──────── SOURCE MATERIAL

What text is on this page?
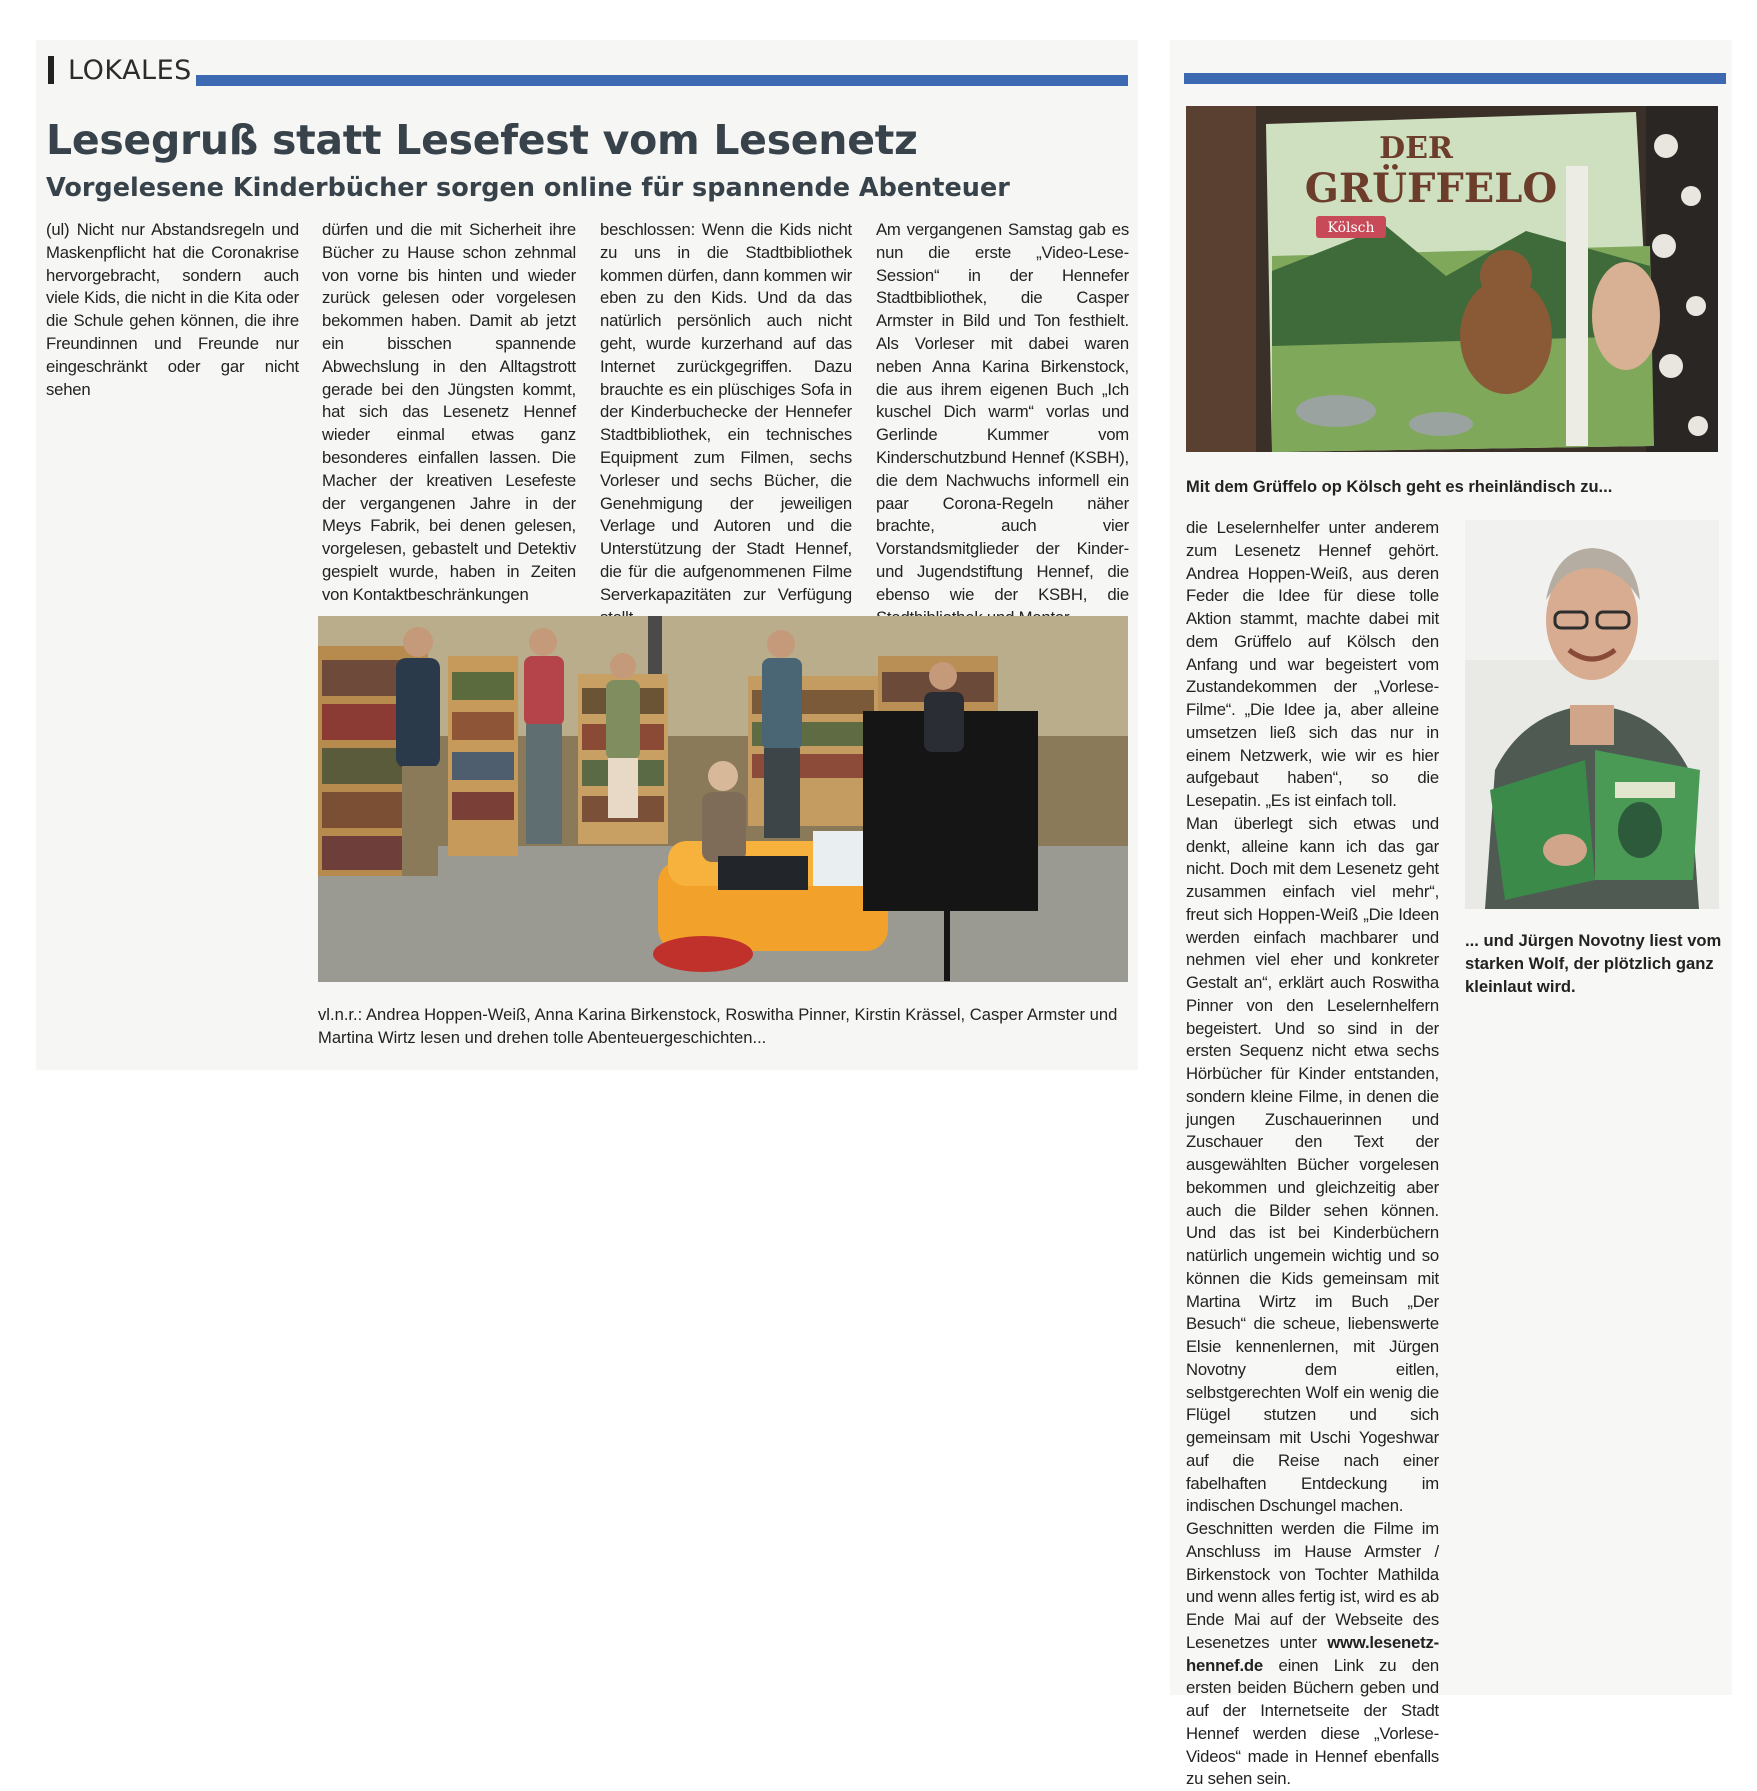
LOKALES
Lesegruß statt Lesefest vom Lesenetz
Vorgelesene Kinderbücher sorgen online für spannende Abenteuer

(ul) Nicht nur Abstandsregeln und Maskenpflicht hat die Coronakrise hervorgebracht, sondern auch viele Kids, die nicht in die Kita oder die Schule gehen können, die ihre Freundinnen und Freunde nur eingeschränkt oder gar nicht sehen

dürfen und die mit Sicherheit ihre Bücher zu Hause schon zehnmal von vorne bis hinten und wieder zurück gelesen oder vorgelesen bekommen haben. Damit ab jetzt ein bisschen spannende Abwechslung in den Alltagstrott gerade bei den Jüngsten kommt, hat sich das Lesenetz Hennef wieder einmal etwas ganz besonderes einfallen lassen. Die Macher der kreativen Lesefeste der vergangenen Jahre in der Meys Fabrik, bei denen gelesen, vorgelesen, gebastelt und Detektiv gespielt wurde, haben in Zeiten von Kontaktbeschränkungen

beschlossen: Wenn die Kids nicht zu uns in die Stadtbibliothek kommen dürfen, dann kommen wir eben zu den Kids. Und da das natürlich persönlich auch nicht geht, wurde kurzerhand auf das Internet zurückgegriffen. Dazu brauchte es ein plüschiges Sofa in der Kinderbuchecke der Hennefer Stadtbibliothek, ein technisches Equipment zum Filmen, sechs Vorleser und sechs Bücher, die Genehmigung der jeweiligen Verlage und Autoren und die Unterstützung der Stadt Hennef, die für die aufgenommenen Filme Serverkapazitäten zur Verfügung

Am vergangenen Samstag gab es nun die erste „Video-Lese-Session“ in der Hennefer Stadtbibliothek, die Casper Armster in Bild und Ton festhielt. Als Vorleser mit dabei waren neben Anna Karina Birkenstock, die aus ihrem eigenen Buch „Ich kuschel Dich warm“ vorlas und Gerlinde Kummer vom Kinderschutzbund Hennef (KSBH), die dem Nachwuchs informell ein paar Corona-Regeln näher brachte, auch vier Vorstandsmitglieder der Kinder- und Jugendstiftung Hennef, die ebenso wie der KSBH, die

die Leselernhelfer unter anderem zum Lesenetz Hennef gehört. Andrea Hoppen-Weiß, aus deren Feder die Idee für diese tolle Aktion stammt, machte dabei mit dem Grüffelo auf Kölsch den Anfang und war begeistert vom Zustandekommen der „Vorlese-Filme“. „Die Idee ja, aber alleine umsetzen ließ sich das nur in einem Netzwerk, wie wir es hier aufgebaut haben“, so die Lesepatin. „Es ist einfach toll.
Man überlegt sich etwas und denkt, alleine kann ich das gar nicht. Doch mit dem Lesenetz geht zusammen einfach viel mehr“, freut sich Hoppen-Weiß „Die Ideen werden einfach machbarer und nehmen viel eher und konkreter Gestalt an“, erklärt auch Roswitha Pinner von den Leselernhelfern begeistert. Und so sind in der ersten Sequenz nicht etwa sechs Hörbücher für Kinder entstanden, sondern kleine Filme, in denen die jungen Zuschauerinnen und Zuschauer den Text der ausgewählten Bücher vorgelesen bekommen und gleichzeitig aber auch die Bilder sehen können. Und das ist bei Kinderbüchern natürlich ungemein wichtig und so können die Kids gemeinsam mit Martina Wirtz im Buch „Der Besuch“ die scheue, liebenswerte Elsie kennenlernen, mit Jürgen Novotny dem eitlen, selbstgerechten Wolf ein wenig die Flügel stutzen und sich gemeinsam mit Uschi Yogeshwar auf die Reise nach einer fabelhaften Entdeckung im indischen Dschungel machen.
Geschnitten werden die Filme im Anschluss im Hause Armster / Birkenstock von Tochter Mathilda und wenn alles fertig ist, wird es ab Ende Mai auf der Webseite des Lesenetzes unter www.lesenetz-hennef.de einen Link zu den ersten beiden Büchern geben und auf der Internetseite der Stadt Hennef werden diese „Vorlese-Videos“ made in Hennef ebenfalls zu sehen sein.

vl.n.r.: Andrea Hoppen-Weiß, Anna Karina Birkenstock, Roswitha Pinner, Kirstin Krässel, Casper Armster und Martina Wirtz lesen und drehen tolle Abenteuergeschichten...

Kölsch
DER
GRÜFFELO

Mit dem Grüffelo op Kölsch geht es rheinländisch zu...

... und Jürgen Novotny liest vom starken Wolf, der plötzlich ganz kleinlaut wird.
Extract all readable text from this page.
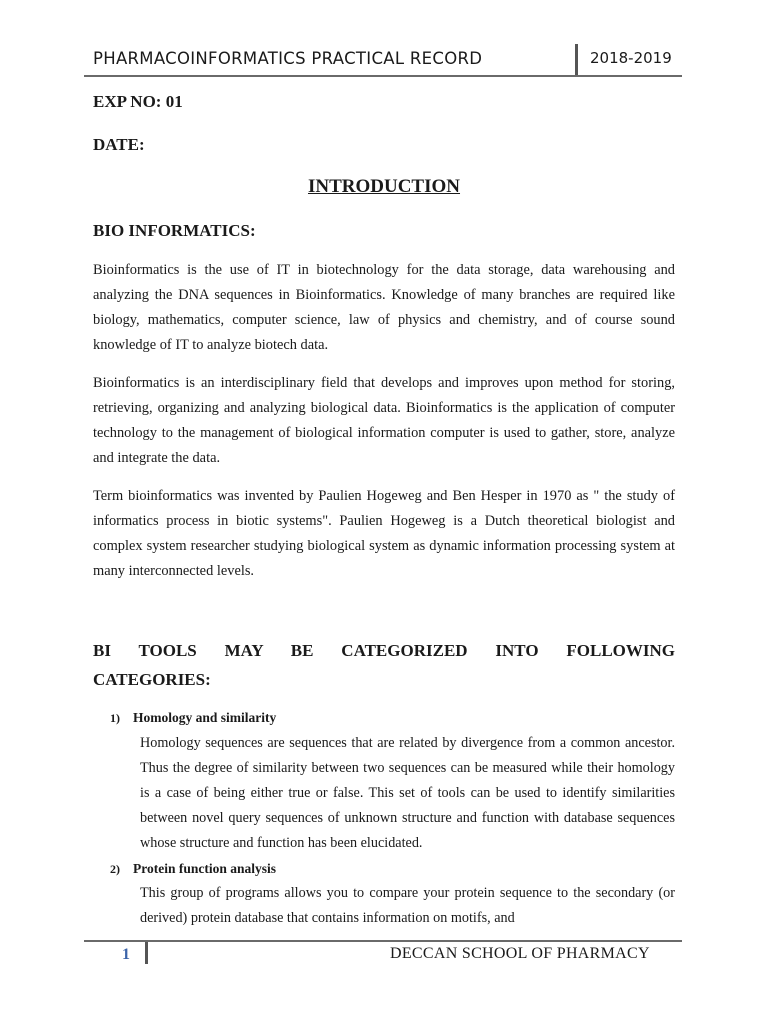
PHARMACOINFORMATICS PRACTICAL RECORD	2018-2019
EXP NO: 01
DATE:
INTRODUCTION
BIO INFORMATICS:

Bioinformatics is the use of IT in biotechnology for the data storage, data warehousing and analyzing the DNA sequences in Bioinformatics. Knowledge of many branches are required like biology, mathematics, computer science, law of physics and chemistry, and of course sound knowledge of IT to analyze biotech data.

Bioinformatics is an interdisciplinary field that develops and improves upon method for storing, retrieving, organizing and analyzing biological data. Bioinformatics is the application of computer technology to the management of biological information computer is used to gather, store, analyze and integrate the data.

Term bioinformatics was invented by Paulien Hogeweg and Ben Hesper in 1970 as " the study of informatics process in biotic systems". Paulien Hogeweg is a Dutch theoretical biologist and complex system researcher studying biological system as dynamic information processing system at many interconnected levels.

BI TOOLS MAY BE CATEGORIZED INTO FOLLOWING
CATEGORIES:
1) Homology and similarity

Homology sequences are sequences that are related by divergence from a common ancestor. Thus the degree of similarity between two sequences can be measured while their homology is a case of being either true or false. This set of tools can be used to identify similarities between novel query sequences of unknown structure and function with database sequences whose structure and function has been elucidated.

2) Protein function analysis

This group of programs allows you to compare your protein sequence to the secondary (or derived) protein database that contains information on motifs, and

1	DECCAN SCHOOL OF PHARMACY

────────────────

WHAT THE TASK ASKS ▸
Reproduce the material word for word. Skip every picture it holds.

ANSWER FOR THIS EXERCISE ▸
What text is on this page?
LOKALES
Lesegruß statt Lesefest vom Lesenetz
Vorgelesene Kinderbücher sorgen online für spannende Abenteuer

(ul) Nicht nur Abstandsregeln und Maskenpflicht hat die Coronakrise hervorgebracht, sondern auch viele Kids, die nicht in die Kita oder die Schule gehen können, die ihre Freundinnen und Freunde nur eingeschränkt oder gar nicht sehen

dürfen und die mit Sicherheit ihre Bücher zu Hause schon zehnmal von vorne bis hinten und wieder zurück gelesen oder vorgelesen bekommen haben. Damit ab jetzt ein bisschen spannende Abwechslung in den Alltagstrott gerade bei den Jüngsten kommt, hat sich das Lesenetz Hennef wieder einmal etwas ganz besonderes einfallen lassen. Die Macher der kreativen Lesefeste der vergangenen Jahre in der Meys Fabrik, bei denen gelesen, vorgelesen, gebastelt und Detektiv gespielt wurde, haben in Zeiten von Kontaktbeschränkungen

beschlossen: Wenn die Kids nicht zu uns in die Stadtbibliothek kommen dürfen, dann kommen wir eben zu den Kids. Und da das natürlich persönlich auch nicht geht, wurde kurzerhand auf das Internet zurückgegriffen. Dazu brauchte es ein plüschiges Sofa in der Kinderbuchecke der Hennefer Stadtbibliothek, ein technisches Equipment zum Filmen, sechs Vorleser und sechs Bücher, die Genehmigung der jeweiligen Verlage und Autoren und die Unterstützung der Stadt Hennef, die für die aufgenommenen Filme Serverkapazitäten zur Verfügung

Am vergangenen Samstag gab es nun die erste „Video-Lese-Session“ in der Hennefer Stadtbibliothek, die Casper Armster in Bild und Ton festhielt. Als Vorleser mit dabei waren neben Anna Karina Birkenstock, die aus ihrem eigenen Buch „Ich kuschel Dich warm“ vorlas und Gerlinde Kummer vom Kinderschutzbund Hennef (KSBH), die dem Nachwuchs informell ein paar Corona-Regeln näher brachte, auch vier Vorstandsmitglieder der Kinder- und Jugendstiftung Hennef, die ebenso wie der KSBH, die

die Leselernhelfer unter anderem zum Lesenetz Hennef gehört. Andrea Hoppen-Weiß, aus deren Feder die Idee für diese tolle Aktion stammt, machte dabei mit dem Grüffelo auf Kölsch den Anfang und war begeistert vom Zustandekommen der „Vorlese-Filme“. „Die Idee ja, aber alleine umsetzen ließ sich das nur in einem Netzwerk, wie wir es hier aufgebaut haben“, so die Lesepatin. „Es ist einfach toll.
Man überlegt sich etwas und denkt, alleine kann ich das gar nicht. Doch mit dem Lesenetz geht zusammen einfach viel mehr“, freut sich Hoppen-Weiß „Die Ideen werden einfach machbarer und nehmen viel eher und konkreter Gestalt an“, erklärt auch Roswitha Pinner von den Leselernhelfern begeistert. Und so sind in der ersten Sequenz nicht etwa sechs Hörbücher für Kinder entstanden, sondern kleine Filme, in denen die jungen Zuschauerinnen und Zuschauer den Text der ausgewählten Bücher vorgelesen bekommen und gleichzeitig aber auch die Bilder sehen können. Und das ist bei Kinderbüchern natürlich ungemein wichtig und so können die Kids gemeinsam mit Martina Wirtz im Buch „Der Besuch“ die scheue, liebenswerte Elsie kennenlernen, mit Jürgen Novotny dem eitlen, selbstgerechten Wolf ein wenig die Flügel stutzen und sich gemeinsam mit Uschi Yogeshwar auf die Reise nach einer fabelhaften Entdeckung im indischen Dschungel machen.
Geschnitten werden die Filme im Anschluss im Hause Armster / Birkenstock von Tochter Mathilda und wenn alles fertig ist, wird es ab Ende Mai auf der Webseite des Lesenetzes unter www.lesenetz-hennef.de einen Link zu den ersten beiden Büchern geben und auf der Internetseite der Stadt Hennef werden diese „Vorlese-Videos“ made in Hennef ebenfalls zu sehen sein.

vl.n.r.: Andrea Hoppen-Weiß, Anna Karina Birkenstock, Roswitha Pinner, Kirstin Krässel, Casper Armster und Martina Wirtz lesen und drehen tolle Abenteuergeschichten...

Kölsch
DER
GRÜFFELO

Mit dem Grüffelo op Kölsch geht es rheinländisch zu...

... und Jürgen Novotny liest vom starken Wolf, der plötzlich ganz kleinlaut wird.
Extract all readable text from this page.
PHARMACOINFORMATICS PRACTICAL RECORD	2018-2019
EXP NO: 01
DATE:
INTRODUCTION
BIO INFORMATICS:

Bioinformatics is the use of IT in biotechnology for the data storage, data warehousing and analyzing the DNA sequences in Bioinformatics. Knowledge of many branches are required like biology, mathematics, computer science, law of physics and chemistry, and of course sound knowledge of IT to analyze biotech data.

Bioinformatics is an interdisciplinary field that develops and improves upon method for storing, retrieving, organizing and analyzing biological data. Bioinformatics is the application of computer technology to the management of biological information computer is used to gather, store, analyze and integrate the data.

Term bioinformatics was invented by Paulien Hogeweg and Ben Hesper in 1970 as " the study of informatics process in biotic systems". Paulien Hogeweg is a Dutch theoretical biologist and complex system researcher studying biological system as dynamic information processing system at many interconnected levels.

BI TOOLS MAY BE CATEGORIZED INTO FOLLOWING
CATEGORIES:
1) Homology and similarity

Homology sequences are sequences that are related by divergence from a common ancestor. Thus the degree of similarity between two sequences can be measured while their homology is a case of being either true or false. This set of tools can be used to identify similarities between novel query sequences of unknown structure and function with database sequences whose structure and function has been elucidated.

2) Protein function analysis

This group of programs allows you to compare your protein sequence to the secondary (or derived) protein database that contains information on motifs, and

1	DECCAN SCHOOL OF PHARMACY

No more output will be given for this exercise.